**WHAT YOU WILL DO:**
Reproduce every line of the items below word for word, omitting the pictures.
## Begin
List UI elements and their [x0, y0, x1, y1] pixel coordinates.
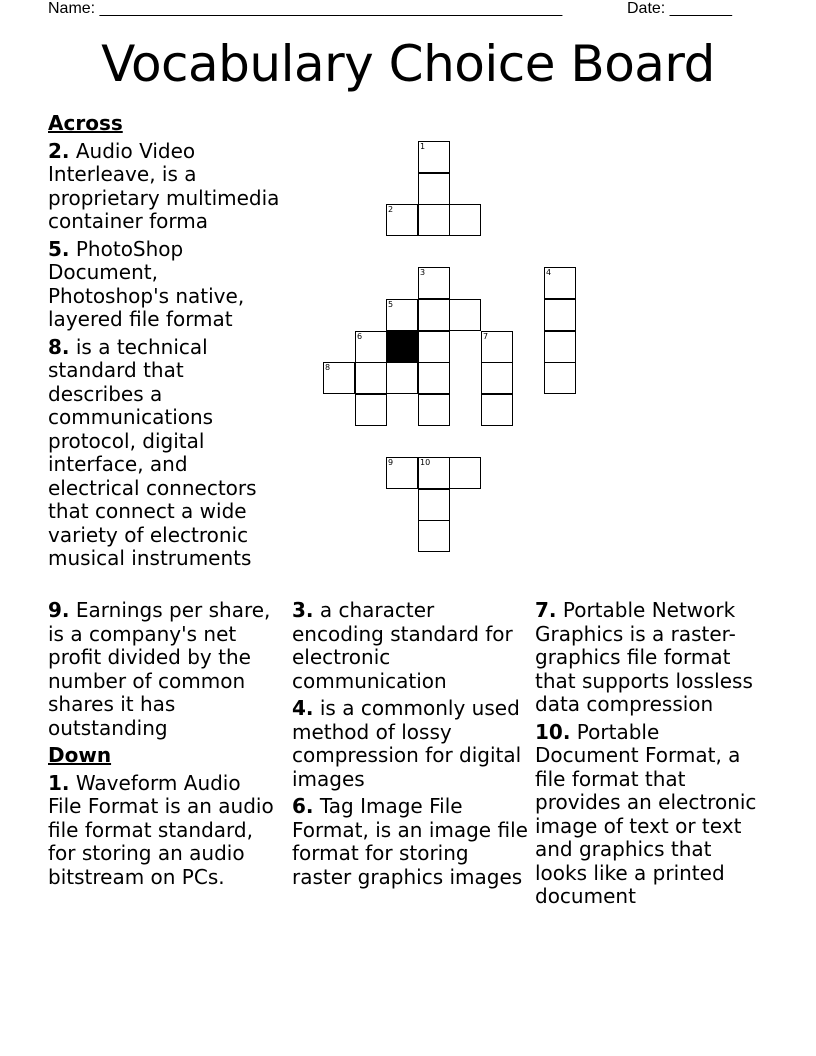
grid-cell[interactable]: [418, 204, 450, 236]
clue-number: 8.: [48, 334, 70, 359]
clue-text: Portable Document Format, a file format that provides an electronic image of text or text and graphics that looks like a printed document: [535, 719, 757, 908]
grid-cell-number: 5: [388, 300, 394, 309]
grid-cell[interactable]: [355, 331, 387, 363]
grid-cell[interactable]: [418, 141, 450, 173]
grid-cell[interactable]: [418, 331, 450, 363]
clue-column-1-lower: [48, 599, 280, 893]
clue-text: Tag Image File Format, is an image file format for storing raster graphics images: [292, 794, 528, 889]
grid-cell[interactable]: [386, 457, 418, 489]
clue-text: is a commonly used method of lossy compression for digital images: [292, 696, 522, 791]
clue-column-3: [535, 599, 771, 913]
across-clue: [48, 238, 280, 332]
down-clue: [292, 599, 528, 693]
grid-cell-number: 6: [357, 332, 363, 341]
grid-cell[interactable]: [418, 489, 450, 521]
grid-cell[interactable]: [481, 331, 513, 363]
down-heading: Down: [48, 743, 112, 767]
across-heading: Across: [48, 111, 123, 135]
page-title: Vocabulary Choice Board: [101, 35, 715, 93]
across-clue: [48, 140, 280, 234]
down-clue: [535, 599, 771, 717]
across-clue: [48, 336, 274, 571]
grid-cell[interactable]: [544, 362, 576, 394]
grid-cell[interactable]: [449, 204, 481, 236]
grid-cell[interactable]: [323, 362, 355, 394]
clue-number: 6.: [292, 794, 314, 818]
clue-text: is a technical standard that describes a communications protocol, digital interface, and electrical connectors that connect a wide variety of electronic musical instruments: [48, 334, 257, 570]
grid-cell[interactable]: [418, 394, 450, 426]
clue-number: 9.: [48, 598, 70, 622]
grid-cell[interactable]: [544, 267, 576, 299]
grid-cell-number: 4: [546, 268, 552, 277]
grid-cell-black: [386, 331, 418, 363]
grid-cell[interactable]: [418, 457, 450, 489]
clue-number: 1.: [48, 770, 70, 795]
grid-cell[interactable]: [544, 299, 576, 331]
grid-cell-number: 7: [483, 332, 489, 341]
## End
**COMPLETED TASK:**
List UI elements and their [x0, y0, x1, y1] pixel coordinates.
grid-cell[interactable]: [418, 204, 450, 236]
clue-number: 8.: [48, 334, 70, 359]
clue-text: Portable Document Format, a file format that provides an electronic image of text or text and graphics that looks like a printed document: [535, 719, 757, 908]
grid-cell-number: 5: [388, 300, 394, 309]
grid-cell[interactable]: [355, 331, 387, 363]
grid-cell[interactable]: [418, 141, 450, 173]
grid-cell[interactable]: [418, 331, 450, 363]
clue-column-1-lower: [48, 599, 280, 893]
clue-text: Tag Image File Format, is an image file format for storing raster graphics images: [292, 794, 528, 889]
grid-cell[interactable]: [386, 457, 418, 489]
clue-text: is a commonly used method of lossy compression for digital images: [292, 696, 522, 791]
clue-column-3: [535, 599, 771, 913]
across-clue: [48, 238, 280, 332]
down-clue: [292, 599, 528, 693]
grid-cell-number: 6: [357, 332, 363, 341]
grid-cell[interactable]: [418, 489, 450, 521]
grid-cell[interactable]: [481, 331, 513, 363]
down-heading: Down: [48, 743, 112, 767]
across-heading: Across: [48, 111, 123, 135]
page-title: Vocabulary Choice Board: [101, 35, 715, 93]
across-clue: [48, 140, 280, 234]
down-clue: [535, 599, 771, 717]
across-clue: [48, 336, 274, 571]
grid-cell[interactable]: [544, 362, 576, 394]
grid-cell[interactable]: [449, 204, 481, 236]
grid-cell[interactable]: [323, 362, 355, 394]
clue-number: 6.: [292, 794, 314, 818]
clue-text: is a technical standard that describes a communications protocol, digital interface, and electrical connectors that connect a wide variety of electronic musical instruments: [48, 334, 257, 570]
grid-cell[interactable]: [418, 394, 450, 426]
clue-number: 9.: [48, 598, 70, 622]
grid-cell[interactable]: [544, 267, 576, 299]
grid-cell-number: 4: [546, 268, 552, 277]
grid-cell-black: [386, 331, 418, 363]
grid-cell[interactable]: [418, 457, 450, 489]
clue-number: 1.: [48, 770, 70, 795]
grid-cell[interactable]: [544, 299, 576, 331]
grid-cell-number: 7: [483, 332, 489, 341]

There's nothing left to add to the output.